# Your instructions
Set the listing down again in full, word for word, with the pictures left out.

# Items from a data source
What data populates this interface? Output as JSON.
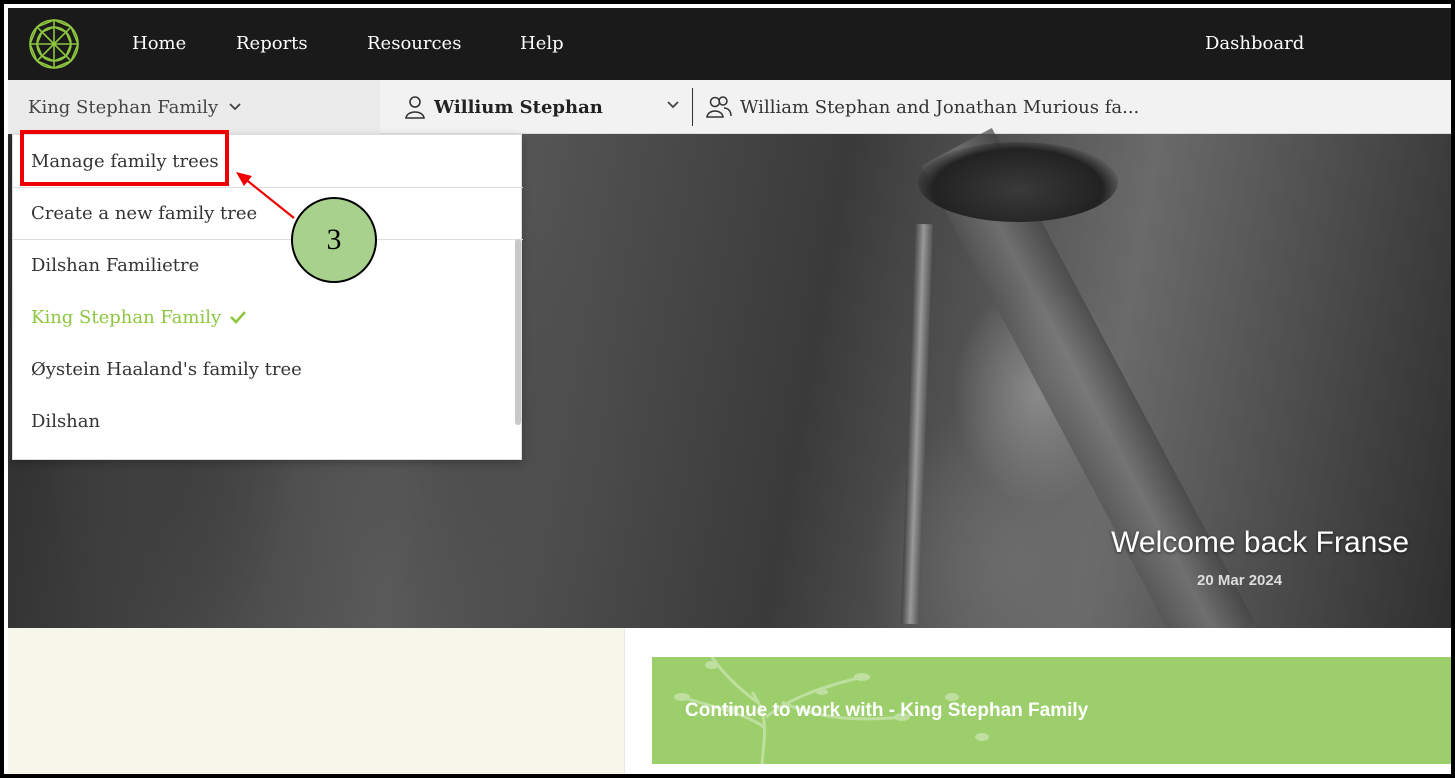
{
  "nav": {
    "home": "Home",
    "reports": "Reports",
    "resources": "Resources",
    "help": "Help",
    "dashboard": "Dashboard"
  },
  "subbar": {
    "tree_selected": "King Stephan Family",
    "person_name": "Willium Stephan",
    "family_name": "William Stephan and Jonathan Murious fa..."
  },
  "dropdown": {
    "actions": [
      "Manage family trees",
      "Create a new family tree"
    ],
    "trees": [
      {
        "label": "Dilshan Familietre",
        "active": false
      },
      {
        "label": "King Stephan Family",
        "active": true
      },
      {
        "label": "Øystein Haaland's family tree",
        "active": false
      },
      {
        "label": "Dilshan",
        "active": false
      }
    ]
  },
  "annotation": {
    "step": "3",
    "highlight_color": "#e00000",
    "callout_color": "#a8d18d"
  },
  "hero": {
    "welcome": "Welcome back Franse",
    "date": "20 Mar 2024"
  },
  "continue_card": {
    "label": "Continue to work with - King Stephan Family",
    "color": "#9ccf6b"
  },
  "colors": {
    "accent": "#8dc63f",
    "nav_bg": "#1a1a1a"
  },
  "icons": {
    "logo": "geometric-circle-logo",
    "person": "user-icon",
    "family": "users-icon",
    "chevron": "chevron-down-icon",
    "check": "check-icon"
  }
}
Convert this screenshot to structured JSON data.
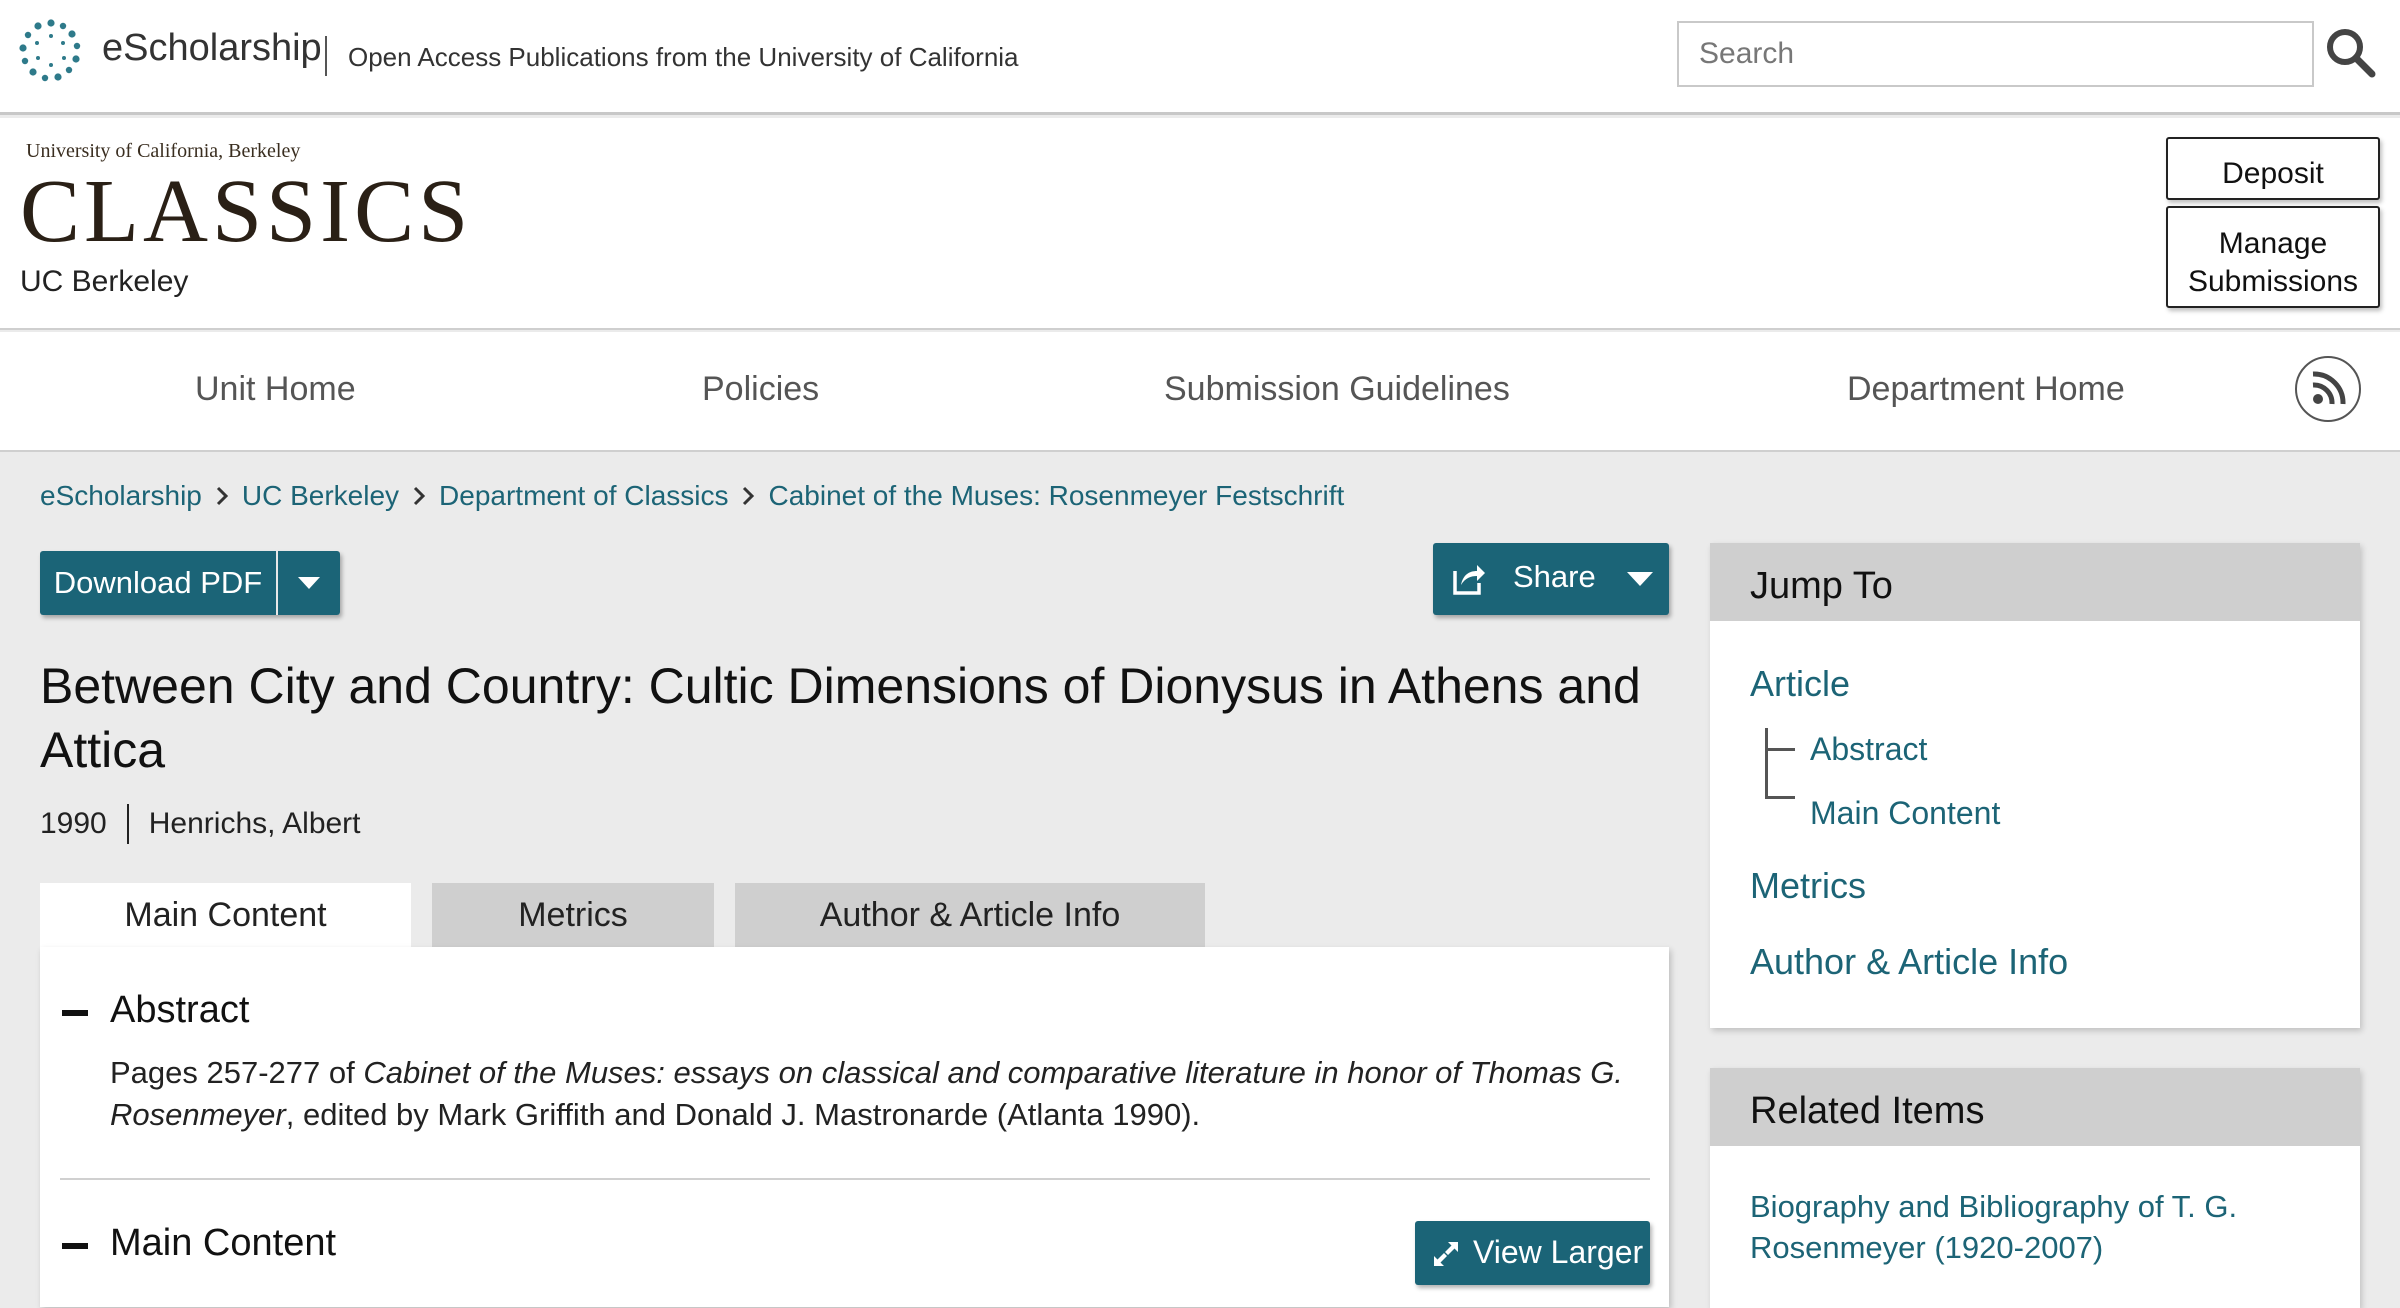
{
  "site": {
    "brand": "eScholarship",
    "tagline": "Open Access Publications from the University of California",
    "search_placeholder": "Search"
  },
  "unit": {
    "logo_small": "University of California, Berkeley",
    "logo_big": "CLASSICS",
    "name": "UC Berkeley",
    "deposit_label": "Deposit",
    "manage_label_line1": "Manage",
    "manage_label_line2": "Submissions"
  },
  "nav": {
    "items": [
      "Unit Home",
      "Policies",
      "Submission Guidelines",
      "Department Home"
    ]
  },
  "breadcrumb": [
    "eScholarship",
    "UC Berkeley",
    "Department of Classics",
    "Cabinet of the Muses: Rosenmeyer Festschrift"
  ],
  "actions": {
    "download_label": "Download PDF",
    "share_label": "Share"
  },
  "article": {
    "title": "Between City and Country: Cultic Dimensions of Dionysus in Athens and Attica",
    "year": "1990",
    "author": "Henrichs, Albert"
  },
  "tabs": [
    "Main Content",
    "Metrics",
    "Author & Article Info"
  ],
  "abstract": {
    "heading": "Abstract",
    "text_before": "Pages 257-277 of ",
    "text_italic": "Cabinet of the Muses: essays on classical and comparative literature in honor of Thomas G. Rosenmeyer",
    "text_after": ", edited by Mark Griffith and Donald J. Mastronarde (Atlanta 1990)."
  },
  "main_content": {
    "heading": "Main Content",
    "view_larger_label": "View Larger"
  },
  "jump_to": {
    "heading": "Jump To",
    "article": "Article",
    "abstract": "Abstract",
    "main_content": "Main Content",
    "metrics": "Metrics",
    "author_info": "Author & Article Info"
  },
  "related": {
    "heading": "Related Items",
    "item1": "Biography and Bibliography of T. G. Rosenmeyer (1920-2007)"
  },
  "colors": {
    "accent": "#1b6477",
    "link": "#1c6476",
    "logo_dots": "#2e7a8a"
  }
}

# Task answer
What data populates this interface? Output as JSON.
{
  "nav": {
    "home": "Home",
    "reports": "Reports",
    "resources": "Resources",
    "help": "Help",
    "dashboard": "Dashboard"
  },
  "subbar": {
    "tree_selected": "King Stephan Family",
    "person_name": "Willium Stephan",
    "family_name": "William Stephan and Jonathan Murious fa..."
  },
  "dropdown": {
    "actions": [
      "Manage family trees",
      "Create a new family tree"
    ],
    "trees": [
      {
        "label": "Dilshan Familietre",
        "active": false
      },
      {
        "label": "King Stephan Family",
        "active": true
      },
      {
        "label": "Øystein Haaland's family tree",
        "active": false
      },
      {
        "label": "Dilshan",
        "active": false
      }
    ]
  },
  "annotation": {
    "step": "3",
    "highlight_color": "#e00000",
    "callout_color": "#a8d18d"
  },
  "hero": {
    "welcome": "Welcome back Franse",
    "date": "20 Mar 2024"
  },
  "continue_card": {
    "label": "Continue to work with - King Stephan Family",
    "color": "#9ccf6b"
  },
  "colors": {
    "accent": "#8dc63f",
    "nav_bg": "#1a1a1a"
  },
  "icons": {
    "logo": "geometric-circle-logo",
    "person": "user-icon",
    "family": "users-icon",
    "chevron": "chevron-down-icon",
    "check": "check-icon"
  }
}
Convert this screenshot to structured JSON data.
{
  "site": {
    "brand": "eScholarship",
    "tagline": "Open Access Publications from the University of California",
    "search_placeholder": "Search"
  },
  "unit": {
    "logo_small": "University of California, Berkeley",
    "logo_big": "CLASSICS",
    "name": "UC Berkeley",
    "deposit_label": "Deposit",
    "manage_label_line1": "Manage",
    "manage_label_line2": "Submissions"
  },
  "nav": {
    "items": [
      "Unit Home",
      "Policies",
      "Submission Guidelines",
      "Department Home"
    ]
  },
  "breadcrumb": [
    "eScholarship",
    "UC Berkeley",
    "Department of Classics",
    "Cabinet of the Muses: Rosenmeyer Festschrift"
  ],
  "actions": {
    "download_label": "Download PDF",
    "share_label": "Share"
  },
  "article": {
    "title": "Between City and Country: Cultic Dimensions of Dionysus in Athens and Attica",
    "year": "1990",
    "author": "Henrichs, Albert"
  },
  "tabs": [
    "Main Content",
    "Metrics",
    "Author & Article Info"
  ],
  "abstract": {
    "heading": "Abstract",
    "text_before": "Pages 257-277 of ",
    "text_italic": "Cabinet of the Muses: essays on classical and comparative literature in honor of Thomas G. Rosenmeyer",
    "text_after": ", edited by Mark Griffith and Donald J. Mastronarde (Atlanta 1990)."
  },
  "main_content": {
    "heading": "Main Content",
    "view_larger_label": "View Larger"
  },
  "jump_to": {
    "heading": "Jump To",
    "article": "Article",
    "abstract": "Abstract",
    "main_content": "Main Content",
    "metrics": "Metrics",
    "author_info": "Author & Article Info"
  },
  "related": {
    "heading": "Related Items",
    "item1": "Biography and Bibliography of T. G. Rosenmeyer (1920-2007)"
  },
  "colors": {
    "accent": "#1b6477",
    "link": "#1c6476",
    "logo_dots": "#2e7a8a"
  }
}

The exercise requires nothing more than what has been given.